**Data section:**
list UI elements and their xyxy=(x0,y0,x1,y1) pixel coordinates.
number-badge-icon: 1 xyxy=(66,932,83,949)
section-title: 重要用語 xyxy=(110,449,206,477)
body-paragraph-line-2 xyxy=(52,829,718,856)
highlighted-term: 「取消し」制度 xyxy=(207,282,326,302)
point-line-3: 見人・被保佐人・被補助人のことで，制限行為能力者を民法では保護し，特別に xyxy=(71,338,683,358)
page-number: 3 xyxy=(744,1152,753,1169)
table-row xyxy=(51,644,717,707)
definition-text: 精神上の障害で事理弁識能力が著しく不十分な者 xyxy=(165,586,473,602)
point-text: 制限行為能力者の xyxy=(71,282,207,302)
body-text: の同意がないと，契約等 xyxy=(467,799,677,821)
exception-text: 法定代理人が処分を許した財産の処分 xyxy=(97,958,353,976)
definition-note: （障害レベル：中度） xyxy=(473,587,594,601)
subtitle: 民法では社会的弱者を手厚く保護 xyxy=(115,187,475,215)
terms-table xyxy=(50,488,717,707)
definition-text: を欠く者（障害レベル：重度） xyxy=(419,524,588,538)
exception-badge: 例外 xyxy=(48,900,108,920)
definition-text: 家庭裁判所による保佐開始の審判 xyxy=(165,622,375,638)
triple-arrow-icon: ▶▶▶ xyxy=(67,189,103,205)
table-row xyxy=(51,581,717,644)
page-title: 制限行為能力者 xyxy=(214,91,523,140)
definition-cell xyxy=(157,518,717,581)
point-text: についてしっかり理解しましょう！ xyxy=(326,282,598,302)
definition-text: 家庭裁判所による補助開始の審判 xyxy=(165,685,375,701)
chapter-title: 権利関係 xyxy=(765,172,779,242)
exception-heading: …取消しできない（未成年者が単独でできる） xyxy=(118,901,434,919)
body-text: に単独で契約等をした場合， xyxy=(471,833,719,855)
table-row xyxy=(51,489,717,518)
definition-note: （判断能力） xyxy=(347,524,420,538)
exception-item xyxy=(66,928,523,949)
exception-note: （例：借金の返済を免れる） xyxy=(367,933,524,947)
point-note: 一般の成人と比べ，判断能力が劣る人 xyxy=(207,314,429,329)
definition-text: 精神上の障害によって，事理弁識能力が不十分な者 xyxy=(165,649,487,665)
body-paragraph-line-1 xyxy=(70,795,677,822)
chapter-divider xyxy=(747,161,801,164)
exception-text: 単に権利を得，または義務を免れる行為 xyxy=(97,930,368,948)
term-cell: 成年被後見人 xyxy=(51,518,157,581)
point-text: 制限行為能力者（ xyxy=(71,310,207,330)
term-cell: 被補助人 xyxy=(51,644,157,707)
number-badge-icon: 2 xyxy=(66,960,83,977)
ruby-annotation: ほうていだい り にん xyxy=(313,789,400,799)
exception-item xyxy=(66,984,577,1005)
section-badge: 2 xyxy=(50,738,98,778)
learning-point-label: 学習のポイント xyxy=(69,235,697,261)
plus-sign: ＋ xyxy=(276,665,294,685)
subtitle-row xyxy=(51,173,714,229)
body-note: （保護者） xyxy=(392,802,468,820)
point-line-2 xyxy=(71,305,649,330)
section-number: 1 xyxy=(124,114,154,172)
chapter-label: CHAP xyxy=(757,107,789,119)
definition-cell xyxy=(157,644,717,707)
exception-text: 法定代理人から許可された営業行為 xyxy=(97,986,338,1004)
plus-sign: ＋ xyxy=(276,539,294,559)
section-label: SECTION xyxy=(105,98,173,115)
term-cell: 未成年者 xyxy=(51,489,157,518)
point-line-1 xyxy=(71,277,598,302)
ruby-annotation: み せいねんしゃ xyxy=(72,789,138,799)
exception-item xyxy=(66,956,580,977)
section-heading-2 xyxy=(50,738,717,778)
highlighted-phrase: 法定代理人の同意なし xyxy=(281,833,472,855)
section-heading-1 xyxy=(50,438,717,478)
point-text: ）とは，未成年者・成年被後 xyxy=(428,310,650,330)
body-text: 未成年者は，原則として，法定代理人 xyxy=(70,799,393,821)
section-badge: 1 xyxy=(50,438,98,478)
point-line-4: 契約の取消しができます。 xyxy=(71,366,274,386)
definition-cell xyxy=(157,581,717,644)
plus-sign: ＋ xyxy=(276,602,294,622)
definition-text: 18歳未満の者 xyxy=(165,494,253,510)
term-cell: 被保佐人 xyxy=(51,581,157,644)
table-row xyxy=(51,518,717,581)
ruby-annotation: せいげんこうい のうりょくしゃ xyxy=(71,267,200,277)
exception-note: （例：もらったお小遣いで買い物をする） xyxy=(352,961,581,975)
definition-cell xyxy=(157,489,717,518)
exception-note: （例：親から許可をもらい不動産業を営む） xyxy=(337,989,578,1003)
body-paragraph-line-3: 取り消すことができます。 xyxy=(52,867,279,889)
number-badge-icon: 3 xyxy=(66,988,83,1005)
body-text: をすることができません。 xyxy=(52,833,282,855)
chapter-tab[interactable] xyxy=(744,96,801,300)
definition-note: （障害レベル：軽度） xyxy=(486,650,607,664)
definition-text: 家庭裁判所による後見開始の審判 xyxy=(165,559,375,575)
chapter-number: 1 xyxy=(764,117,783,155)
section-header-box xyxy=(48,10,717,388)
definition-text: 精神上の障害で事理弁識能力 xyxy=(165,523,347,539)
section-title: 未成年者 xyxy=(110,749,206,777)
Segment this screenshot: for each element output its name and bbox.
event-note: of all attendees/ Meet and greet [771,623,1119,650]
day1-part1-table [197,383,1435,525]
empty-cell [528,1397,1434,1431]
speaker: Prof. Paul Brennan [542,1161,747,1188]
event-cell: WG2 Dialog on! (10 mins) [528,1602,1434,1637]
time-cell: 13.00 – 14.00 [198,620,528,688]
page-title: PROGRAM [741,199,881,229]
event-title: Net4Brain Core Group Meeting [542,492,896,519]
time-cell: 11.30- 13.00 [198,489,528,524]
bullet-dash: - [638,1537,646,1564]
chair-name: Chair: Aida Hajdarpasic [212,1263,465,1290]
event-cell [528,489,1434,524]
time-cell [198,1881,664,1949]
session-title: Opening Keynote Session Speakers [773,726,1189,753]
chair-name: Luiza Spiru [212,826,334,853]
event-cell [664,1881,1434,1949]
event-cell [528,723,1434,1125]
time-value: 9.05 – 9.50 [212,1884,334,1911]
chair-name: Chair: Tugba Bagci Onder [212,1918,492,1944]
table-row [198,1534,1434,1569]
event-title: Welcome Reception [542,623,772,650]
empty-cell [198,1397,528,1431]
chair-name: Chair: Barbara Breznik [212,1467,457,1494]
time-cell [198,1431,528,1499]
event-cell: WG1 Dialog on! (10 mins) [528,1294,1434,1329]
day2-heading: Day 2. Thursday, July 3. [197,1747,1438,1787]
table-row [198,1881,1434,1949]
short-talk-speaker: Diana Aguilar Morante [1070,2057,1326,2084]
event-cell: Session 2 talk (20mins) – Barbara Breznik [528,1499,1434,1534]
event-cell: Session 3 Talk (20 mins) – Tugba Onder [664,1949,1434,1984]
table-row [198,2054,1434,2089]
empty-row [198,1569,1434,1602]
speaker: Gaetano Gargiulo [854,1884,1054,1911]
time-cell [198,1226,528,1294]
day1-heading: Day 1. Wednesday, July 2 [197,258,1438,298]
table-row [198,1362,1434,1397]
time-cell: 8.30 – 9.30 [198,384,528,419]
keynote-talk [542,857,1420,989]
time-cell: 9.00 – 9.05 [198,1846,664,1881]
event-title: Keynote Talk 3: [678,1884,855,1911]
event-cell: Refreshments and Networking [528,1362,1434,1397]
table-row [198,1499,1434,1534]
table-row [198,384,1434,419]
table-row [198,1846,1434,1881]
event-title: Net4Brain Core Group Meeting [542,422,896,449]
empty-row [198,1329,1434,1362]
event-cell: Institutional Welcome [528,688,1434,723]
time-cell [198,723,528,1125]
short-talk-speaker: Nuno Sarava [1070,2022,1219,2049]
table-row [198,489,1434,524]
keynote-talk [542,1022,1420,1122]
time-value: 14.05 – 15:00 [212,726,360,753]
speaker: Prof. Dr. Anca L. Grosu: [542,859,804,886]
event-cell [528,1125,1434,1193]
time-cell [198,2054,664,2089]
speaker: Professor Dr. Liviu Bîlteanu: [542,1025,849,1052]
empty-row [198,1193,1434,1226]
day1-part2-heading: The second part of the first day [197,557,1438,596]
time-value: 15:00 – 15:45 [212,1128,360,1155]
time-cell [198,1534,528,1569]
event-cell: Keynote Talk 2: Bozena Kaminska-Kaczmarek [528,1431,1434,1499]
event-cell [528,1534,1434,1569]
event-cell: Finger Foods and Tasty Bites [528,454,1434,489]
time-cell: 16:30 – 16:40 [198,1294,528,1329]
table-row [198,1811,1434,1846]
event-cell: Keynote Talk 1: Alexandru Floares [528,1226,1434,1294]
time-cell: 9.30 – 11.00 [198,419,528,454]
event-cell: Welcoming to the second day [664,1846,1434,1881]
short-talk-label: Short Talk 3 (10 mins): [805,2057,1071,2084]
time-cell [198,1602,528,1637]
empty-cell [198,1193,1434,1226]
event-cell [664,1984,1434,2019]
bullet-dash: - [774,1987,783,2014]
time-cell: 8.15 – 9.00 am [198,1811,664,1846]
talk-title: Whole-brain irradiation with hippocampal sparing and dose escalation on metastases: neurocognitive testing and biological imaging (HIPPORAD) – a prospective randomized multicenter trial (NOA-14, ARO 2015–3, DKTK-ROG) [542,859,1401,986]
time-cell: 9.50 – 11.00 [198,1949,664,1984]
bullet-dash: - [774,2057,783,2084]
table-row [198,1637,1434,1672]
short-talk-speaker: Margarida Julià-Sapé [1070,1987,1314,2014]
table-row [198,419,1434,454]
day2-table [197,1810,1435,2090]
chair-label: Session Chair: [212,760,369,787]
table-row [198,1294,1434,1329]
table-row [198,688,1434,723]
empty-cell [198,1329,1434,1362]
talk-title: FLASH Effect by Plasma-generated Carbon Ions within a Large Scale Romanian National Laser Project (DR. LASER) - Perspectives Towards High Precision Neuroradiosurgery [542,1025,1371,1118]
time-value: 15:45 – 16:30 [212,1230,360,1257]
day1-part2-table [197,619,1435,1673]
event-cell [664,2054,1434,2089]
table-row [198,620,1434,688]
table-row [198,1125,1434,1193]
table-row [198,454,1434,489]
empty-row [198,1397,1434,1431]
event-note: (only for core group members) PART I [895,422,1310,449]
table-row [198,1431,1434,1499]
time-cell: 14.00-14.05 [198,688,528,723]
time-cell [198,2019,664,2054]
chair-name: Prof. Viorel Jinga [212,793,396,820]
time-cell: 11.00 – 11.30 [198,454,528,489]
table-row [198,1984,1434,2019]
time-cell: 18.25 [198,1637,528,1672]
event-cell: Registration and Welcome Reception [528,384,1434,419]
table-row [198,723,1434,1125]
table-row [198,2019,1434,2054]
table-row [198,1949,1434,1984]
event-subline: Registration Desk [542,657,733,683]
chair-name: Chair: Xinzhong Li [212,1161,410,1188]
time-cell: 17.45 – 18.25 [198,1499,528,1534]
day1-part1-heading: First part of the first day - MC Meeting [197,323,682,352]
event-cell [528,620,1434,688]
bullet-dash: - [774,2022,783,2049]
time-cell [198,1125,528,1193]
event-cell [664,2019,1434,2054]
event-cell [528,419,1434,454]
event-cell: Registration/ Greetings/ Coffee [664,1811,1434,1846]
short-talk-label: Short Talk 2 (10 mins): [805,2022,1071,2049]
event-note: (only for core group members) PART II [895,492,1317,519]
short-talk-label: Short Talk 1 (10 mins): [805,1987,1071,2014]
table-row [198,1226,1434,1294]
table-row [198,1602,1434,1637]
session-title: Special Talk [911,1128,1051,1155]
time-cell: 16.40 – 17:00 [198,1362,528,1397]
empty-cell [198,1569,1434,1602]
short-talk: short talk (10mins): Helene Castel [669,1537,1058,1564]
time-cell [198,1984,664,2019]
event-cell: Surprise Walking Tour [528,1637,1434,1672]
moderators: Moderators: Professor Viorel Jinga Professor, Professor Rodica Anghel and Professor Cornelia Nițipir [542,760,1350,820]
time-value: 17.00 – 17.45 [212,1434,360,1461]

**Written task:**
Convert the material, from its first line through the line containing "page-number: 3 xyxy=(744,1152,753,1169)", into a Markdown table with the columns Row and Record, numbering each line and omitting blank lines.

**The output:**
| Row | Record |
|---|---|
| 1 | list UI elements and their xyxy=(x0,y0,x1,y1) pixel coordinates. |
| 2 | number-badge-icon: 1 xyxy=(66,932,83,949) |
| 3 | section-title: 重要用語 xyxy=(110,449,206,477) |
| 4 | body-paragraph-line-2 xyxy=(52,829,718,856) |
| 5 | highlighted-term: 「取消し」制度 xyxy=(207,282,326,302) |
| 6 | point-line-3: 見人・被保佐人・被補助人のことで，制限行為能力者を民法では保護し，特別に xyxy=(71,338,683,358) |
| 7 | page-number: 3 xyxy=(744,1152,753,1169) |